━━ GIVEN DATA ━━

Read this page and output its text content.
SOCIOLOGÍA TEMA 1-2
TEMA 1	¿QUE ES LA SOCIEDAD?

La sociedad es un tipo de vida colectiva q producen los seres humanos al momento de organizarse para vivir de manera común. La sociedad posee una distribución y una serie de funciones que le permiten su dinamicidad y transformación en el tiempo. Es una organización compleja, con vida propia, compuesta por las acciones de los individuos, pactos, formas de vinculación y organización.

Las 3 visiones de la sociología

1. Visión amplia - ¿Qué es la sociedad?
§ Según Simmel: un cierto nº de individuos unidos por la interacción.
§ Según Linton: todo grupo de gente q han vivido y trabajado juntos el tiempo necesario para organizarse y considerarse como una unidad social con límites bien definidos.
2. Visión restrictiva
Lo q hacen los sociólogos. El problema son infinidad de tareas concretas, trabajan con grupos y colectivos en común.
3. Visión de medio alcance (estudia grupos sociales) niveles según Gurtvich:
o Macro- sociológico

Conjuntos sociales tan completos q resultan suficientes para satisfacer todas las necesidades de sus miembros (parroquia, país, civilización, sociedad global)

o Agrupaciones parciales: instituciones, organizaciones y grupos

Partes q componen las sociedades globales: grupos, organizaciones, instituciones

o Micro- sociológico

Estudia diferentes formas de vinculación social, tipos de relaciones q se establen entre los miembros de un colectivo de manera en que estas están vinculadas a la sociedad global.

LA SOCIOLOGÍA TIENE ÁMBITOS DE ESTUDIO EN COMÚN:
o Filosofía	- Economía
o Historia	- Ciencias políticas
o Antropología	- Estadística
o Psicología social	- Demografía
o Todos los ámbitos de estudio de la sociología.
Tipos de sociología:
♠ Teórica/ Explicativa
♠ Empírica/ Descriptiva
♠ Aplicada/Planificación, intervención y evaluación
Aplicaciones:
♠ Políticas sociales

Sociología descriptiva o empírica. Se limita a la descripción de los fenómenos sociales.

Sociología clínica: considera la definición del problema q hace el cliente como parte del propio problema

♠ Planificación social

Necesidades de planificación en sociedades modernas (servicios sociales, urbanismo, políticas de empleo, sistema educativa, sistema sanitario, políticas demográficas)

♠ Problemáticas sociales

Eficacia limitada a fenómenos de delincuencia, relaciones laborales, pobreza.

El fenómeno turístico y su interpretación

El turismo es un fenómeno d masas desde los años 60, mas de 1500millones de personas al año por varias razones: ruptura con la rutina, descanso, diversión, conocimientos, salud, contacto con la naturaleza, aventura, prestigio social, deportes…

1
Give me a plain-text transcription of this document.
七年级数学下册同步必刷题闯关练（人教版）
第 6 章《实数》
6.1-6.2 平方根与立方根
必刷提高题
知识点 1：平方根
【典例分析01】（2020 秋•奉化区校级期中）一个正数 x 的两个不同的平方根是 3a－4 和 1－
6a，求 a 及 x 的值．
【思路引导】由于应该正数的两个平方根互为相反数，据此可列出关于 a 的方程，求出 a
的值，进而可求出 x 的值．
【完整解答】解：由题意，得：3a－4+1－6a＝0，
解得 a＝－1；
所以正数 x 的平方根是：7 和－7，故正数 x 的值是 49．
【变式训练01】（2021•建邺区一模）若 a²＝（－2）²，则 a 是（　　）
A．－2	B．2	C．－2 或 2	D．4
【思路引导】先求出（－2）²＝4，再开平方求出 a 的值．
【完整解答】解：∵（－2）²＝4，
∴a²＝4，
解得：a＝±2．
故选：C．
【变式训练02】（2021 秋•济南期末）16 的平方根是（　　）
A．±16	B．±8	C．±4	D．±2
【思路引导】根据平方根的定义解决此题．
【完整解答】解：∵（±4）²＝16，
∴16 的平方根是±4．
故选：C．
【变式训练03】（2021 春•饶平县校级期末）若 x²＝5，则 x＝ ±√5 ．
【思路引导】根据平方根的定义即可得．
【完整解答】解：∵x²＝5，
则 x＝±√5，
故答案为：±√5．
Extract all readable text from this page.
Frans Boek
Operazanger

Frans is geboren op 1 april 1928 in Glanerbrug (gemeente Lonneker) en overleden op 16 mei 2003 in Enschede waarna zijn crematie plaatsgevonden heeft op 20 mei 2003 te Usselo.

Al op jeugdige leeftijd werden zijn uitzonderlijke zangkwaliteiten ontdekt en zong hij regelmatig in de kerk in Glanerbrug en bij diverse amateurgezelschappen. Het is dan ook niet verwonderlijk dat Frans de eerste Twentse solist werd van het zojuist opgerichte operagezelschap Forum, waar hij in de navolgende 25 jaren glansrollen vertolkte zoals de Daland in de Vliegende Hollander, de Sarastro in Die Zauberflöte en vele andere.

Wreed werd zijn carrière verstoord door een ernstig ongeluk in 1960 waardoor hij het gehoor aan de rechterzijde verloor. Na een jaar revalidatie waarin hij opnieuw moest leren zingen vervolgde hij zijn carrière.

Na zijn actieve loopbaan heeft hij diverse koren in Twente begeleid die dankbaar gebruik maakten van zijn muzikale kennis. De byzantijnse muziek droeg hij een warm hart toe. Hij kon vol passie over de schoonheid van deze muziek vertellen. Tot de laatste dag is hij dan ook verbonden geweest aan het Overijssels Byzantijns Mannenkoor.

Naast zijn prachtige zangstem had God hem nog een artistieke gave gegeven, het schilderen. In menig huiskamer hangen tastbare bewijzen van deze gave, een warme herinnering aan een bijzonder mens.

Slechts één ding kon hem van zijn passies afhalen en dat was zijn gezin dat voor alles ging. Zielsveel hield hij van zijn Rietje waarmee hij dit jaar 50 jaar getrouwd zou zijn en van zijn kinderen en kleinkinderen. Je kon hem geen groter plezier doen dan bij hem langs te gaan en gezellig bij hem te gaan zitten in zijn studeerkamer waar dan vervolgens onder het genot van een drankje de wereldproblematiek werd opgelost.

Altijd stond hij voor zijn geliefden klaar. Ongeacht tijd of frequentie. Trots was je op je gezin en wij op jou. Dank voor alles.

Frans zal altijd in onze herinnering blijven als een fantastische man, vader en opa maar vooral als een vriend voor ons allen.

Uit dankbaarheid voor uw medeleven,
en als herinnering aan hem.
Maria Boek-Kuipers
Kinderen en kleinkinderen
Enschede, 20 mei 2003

━━━

#### REQUIREMENT
Give nothing but the count of lines in the listing above that hold the string "heeft".

#### SOLUTION BELOW
2